#### Exercise data:
▶
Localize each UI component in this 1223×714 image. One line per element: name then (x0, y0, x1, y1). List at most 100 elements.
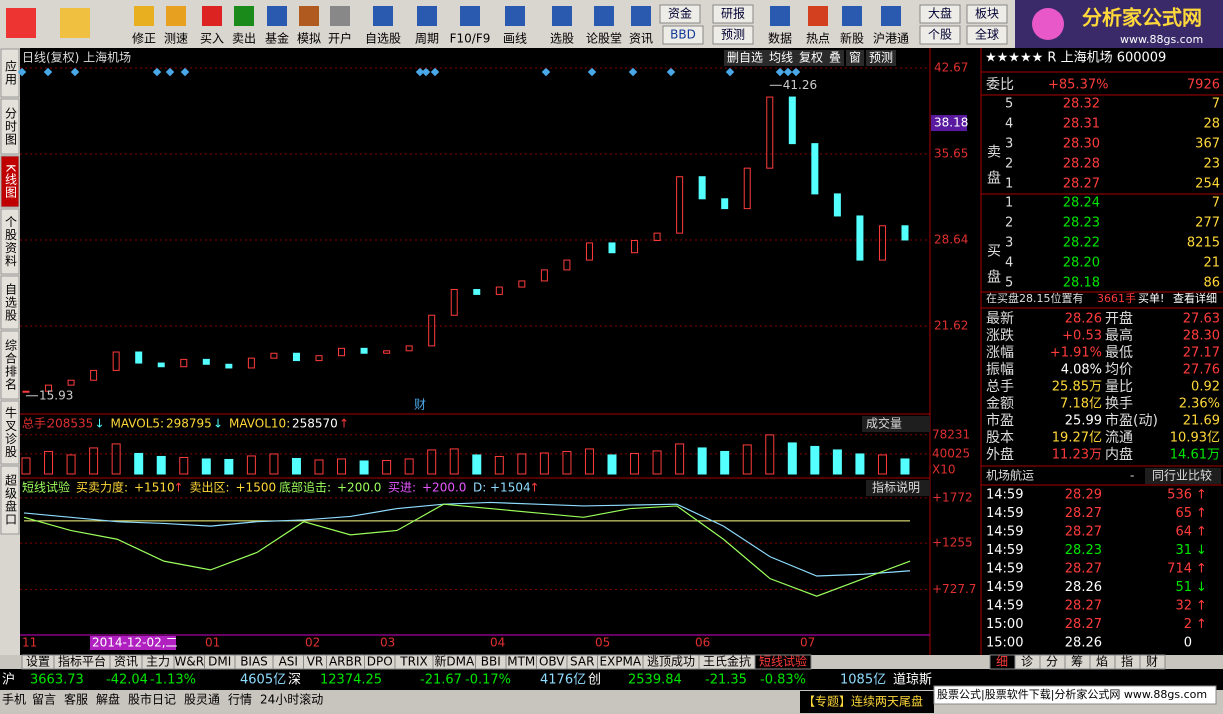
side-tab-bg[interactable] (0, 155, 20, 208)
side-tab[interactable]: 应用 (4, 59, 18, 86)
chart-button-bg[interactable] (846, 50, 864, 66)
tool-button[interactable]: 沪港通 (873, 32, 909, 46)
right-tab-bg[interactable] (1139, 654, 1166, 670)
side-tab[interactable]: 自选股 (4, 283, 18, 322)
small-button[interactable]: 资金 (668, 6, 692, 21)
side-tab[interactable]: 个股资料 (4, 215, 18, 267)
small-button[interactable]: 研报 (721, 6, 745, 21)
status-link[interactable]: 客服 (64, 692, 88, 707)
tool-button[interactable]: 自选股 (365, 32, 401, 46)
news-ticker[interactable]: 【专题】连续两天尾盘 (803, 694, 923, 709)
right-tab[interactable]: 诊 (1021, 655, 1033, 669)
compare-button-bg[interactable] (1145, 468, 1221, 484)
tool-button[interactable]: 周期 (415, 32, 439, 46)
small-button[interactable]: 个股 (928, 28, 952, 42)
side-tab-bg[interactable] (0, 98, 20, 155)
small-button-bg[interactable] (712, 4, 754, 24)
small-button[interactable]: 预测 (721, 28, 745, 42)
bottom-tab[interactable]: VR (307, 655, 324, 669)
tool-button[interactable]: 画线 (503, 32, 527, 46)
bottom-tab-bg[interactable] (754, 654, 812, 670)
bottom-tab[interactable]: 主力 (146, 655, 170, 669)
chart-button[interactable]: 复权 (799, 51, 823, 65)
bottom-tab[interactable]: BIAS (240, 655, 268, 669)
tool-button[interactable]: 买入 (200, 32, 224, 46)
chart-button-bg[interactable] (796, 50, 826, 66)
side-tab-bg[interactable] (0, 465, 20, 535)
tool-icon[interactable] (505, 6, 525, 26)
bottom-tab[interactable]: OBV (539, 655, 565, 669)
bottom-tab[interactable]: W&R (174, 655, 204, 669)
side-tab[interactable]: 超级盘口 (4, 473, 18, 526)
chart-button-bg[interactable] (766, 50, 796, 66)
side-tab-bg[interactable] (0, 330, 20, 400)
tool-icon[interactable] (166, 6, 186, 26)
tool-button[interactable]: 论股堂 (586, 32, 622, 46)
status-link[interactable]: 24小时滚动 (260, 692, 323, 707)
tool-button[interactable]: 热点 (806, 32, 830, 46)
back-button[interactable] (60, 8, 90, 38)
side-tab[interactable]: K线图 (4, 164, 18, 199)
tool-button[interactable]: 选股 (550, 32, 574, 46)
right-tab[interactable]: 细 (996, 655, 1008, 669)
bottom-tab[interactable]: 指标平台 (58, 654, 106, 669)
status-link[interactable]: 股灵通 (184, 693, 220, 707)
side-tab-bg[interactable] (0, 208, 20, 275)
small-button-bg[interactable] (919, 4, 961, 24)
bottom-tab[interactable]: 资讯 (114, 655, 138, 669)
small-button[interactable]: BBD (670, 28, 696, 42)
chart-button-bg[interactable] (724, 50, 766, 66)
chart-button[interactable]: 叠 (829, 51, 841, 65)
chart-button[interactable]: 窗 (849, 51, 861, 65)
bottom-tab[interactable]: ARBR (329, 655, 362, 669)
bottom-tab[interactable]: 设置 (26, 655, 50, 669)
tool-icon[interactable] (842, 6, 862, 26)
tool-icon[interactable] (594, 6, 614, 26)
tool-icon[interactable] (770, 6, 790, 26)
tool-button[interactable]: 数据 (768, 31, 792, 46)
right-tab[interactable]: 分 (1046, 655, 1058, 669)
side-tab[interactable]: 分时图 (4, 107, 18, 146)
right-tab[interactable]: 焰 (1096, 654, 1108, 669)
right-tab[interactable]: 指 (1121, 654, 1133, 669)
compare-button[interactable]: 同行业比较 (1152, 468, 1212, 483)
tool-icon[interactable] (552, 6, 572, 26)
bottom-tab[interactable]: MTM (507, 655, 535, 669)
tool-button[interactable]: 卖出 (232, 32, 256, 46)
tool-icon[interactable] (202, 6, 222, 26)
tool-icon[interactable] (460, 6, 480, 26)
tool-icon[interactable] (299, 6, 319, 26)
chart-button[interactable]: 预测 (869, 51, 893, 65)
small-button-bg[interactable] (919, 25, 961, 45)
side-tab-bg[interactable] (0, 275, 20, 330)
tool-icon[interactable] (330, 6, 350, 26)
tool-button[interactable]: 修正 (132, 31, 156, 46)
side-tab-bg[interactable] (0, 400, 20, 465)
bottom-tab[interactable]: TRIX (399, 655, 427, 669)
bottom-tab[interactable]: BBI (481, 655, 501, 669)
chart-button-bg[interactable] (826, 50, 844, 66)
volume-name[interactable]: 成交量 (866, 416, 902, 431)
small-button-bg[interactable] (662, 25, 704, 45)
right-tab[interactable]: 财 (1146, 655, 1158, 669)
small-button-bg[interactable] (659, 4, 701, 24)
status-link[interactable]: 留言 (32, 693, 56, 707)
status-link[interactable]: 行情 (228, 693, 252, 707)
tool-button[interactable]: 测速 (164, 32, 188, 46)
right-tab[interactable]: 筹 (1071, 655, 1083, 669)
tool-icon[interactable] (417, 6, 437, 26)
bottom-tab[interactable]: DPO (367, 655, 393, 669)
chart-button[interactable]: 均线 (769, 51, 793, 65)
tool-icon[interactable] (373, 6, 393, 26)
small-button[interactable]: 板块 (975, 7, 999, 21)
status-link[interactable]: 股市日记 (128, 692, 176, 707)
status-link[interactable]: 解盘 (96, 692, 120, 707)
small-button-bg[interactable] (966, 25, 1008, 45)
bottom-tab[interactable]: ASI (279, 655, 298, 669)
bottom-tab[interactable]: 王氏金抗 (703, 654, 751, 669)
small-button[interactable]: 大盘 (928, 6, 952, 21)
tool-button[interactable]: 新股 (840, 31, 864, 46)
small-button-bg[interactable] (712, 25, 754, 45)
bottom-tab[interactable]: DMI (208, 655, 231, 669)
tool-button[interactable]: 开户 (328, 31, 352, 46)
◀
▶
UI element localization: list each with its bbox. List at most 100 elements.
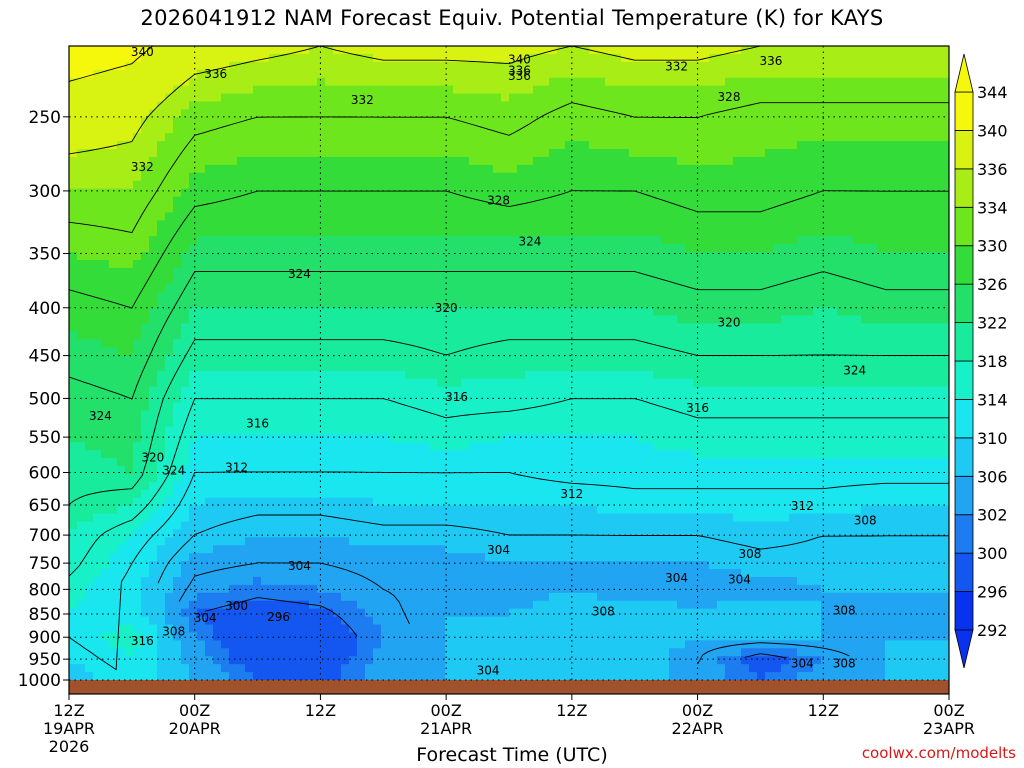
◀
#### What the exercise asks:
Rewrite the rows starting at the line containing "Localize each UI" and ending with the line containing "news-ticker[interactable]: 【专题】连续两天尾盘 (803, 694, 923, 709)", replacing "tool-button" with "toolbar-button" and keeping everything else the same. Omit the picture from your output.

#### Final result:
Localize each UI component in this 1223×714 image. One line per element: name then (x0, y0, x1, y1). List at most 100 elements.
side-tab-bg[interactable] (0, 155, 20, 208)
side-tab[interactable]: 应用 (4, 59, 18, 86)
chart-button-bg[interactable] (846, 50, 864, 66)
toolbar-button[interactable]: 沪港通 (873, 32, 909, 46)
right-tab-bg[interactable] (1139, 654, 1166, 670)
side-tab[interactable]: 自选股 (4, 283, 18, 322)
small-button[interactable]: 资金 (668, 6, 692, 21)
side-tab[interactable]: 个股资料 (4, 215, 18, 267)
small-button[interactable]: 研报 (721, 6, 745, 21)
status-link[interactable]: 客服 (64, 692, 88, 707)
toolbar-button[interactable]: 自选股 (365, 32, 401, 46)
news-ticker[interactable]: 【专题】连续两天尾盘 (803, 694, 923, 709)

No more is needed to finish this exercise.